## begin DATA SUPPLIED
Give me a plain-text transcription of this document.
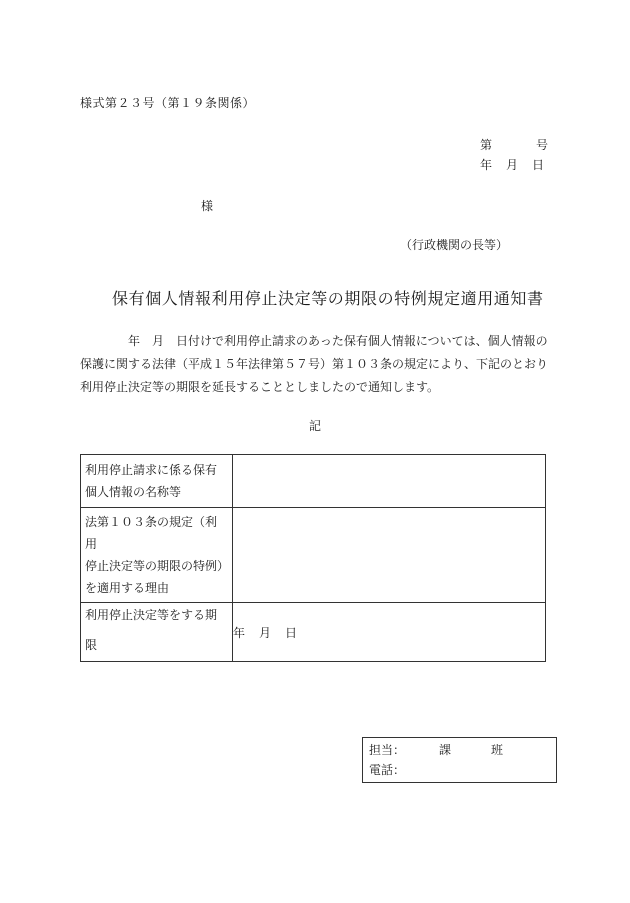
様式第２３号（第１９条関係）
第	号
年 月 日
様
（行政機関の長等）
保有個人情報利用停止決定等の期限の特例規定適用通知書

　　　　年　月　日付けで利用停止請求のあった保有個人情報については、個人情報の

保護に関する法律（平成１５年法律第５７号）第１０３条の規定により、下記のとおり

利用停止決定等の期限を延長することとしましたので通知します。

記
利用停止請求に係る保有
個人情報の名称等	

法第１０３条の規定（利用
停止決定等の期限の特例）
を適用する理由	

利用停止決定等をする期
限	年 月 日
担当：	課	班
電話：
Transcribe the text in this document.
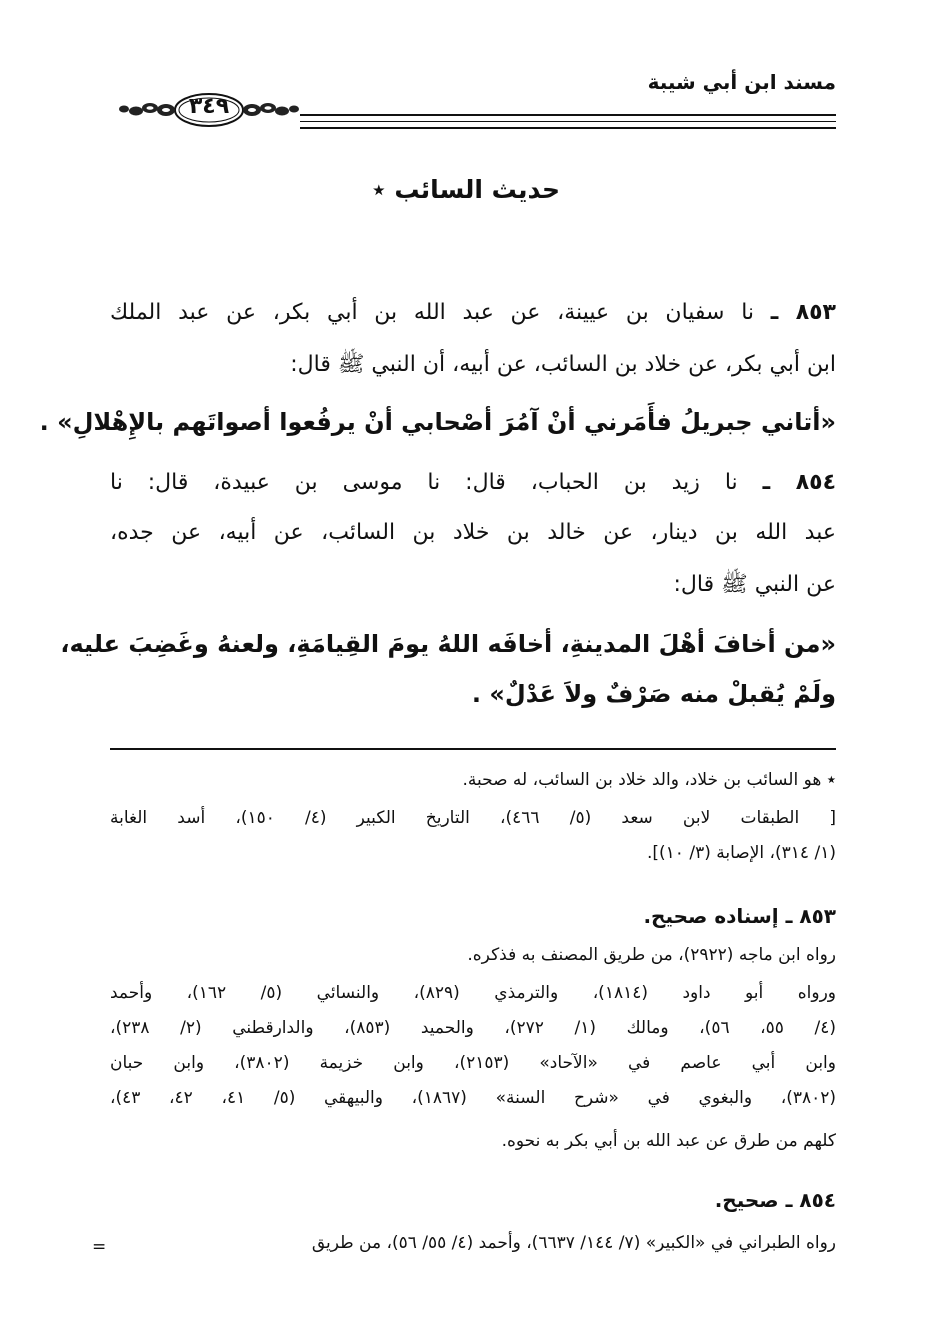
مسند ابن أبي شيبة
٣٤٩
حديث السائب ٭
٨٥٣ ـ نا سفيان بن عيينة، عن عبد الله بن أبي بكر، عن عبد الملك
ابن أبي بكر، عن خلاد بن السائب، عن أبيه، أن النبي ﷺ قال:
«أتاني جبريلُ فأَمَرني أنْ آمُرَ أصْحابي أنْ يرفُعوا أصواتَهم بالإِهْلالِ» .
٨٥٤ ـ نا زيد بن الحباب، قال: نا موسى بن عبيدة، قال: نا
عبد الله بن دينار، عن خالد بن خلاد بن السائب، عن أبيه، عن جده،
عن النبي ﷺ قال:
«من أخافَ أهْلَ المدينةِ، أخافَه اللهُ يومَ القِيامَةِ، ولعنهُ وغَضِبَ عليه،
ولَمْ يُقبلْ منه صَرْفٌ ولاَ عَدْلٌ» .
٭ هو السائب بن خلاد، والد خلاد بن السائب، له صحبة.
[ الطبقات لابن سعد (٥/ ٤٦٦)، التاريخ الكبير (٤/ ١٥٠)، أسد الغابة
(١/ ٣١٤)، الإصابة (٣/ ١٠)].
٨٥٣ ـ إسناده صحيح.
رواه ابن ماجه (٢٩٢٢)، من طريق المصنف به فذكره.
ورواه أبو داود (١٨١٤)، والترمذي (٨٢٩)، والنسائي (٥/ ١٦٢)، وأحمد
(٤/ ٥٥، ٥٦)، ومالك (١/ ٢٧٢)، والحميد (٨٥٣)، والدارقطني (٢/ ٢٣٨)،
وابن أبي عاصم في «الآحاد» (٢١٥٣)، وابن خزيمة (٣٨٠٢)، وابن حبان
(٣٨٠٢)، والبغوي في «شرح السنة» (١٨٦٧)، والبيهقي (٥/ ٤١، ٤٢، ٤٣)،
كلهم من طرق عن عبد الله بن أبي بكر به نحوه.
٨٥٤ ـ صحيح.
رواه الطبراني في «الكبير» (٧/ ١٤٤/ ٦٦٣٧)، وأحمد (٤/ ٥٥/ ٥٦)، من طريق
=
## end DATA SUPPLIED
## begin DATA SUPPLIED
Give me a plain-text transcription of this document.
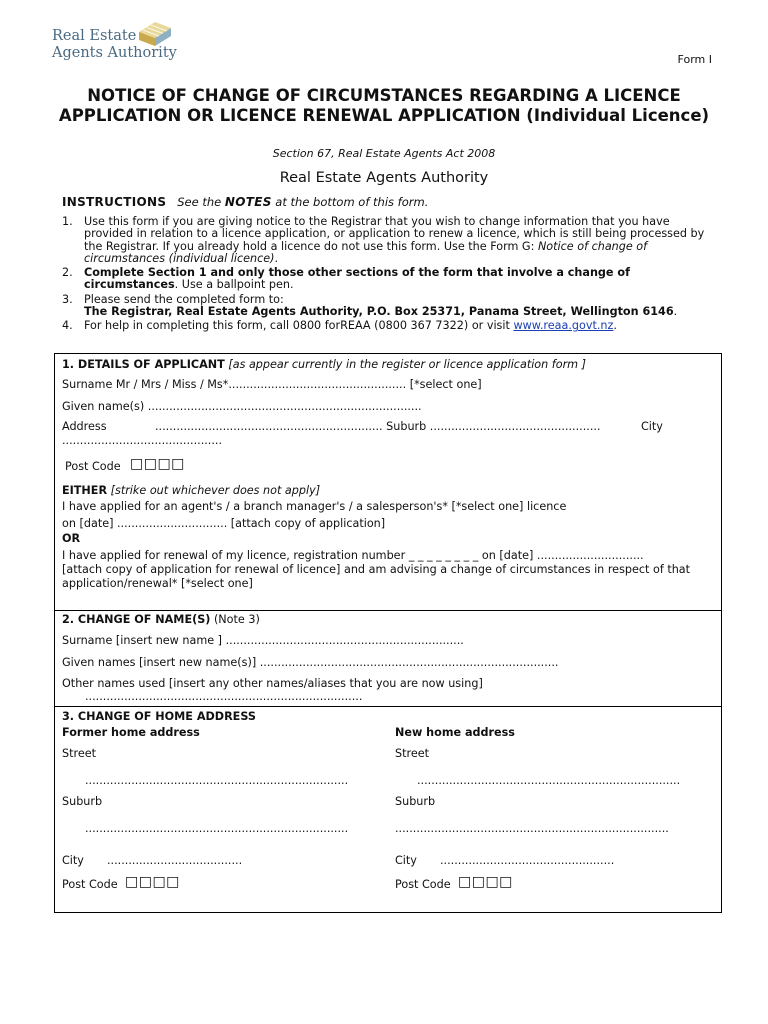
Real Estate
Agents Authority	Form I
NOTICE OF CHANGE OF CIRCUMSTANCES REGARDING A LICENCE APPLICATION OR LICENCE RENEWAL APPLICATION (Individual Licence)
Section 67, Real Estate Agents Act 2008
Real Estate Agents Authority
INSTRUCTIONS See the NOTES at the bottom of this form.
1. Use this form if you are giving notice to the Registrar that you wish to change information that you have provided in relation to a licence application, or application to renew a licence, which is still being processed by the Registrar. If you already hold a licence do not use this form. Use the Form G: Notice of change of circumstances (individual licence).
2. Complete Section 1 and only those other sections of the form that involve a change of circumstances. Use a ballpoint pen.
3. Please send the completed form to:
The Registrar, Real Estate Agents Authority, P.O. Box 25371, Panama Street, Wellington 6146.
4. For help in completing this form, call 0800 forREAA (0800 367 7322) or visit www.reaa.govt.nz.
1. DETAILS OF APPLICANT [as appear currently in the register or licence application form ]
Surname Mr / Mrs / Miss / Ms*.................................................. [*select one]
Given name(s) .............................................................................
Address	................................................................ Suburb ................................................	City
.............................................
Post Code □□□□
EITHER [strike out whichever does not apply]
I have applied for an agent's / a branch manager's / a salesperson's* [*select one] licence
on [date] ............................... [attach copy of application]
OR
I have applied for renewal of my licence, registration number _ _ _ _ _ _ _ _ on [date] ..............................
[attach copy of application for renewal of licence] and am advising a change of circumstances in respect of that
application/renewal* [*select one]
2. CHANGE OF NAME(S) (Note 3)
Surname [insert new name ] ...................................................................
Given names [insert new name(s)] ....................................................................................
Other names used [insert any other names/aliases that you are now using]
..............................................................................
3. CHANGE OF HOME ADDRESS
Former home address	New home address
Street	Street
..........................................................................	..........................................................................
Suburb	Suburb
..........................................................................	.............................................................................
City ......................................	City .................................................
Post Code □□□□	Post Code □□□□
## end DATA SUPPLIED
Using the listing above, list every line in which the string "السائب" occurs.

**THE COMPLETED TASK**
حديث السائب ٭
ابن أبي بكر، عن خلاد بن السائب، عن أبيه، أن النبي ﷺ قال:
عبد الله بن دينار، عن خالد بن خلاد بن السائب، عن أبيه، عن جده،
٭ هو السائب بن خلاد، والد خلاد بن السائب، له صحبة.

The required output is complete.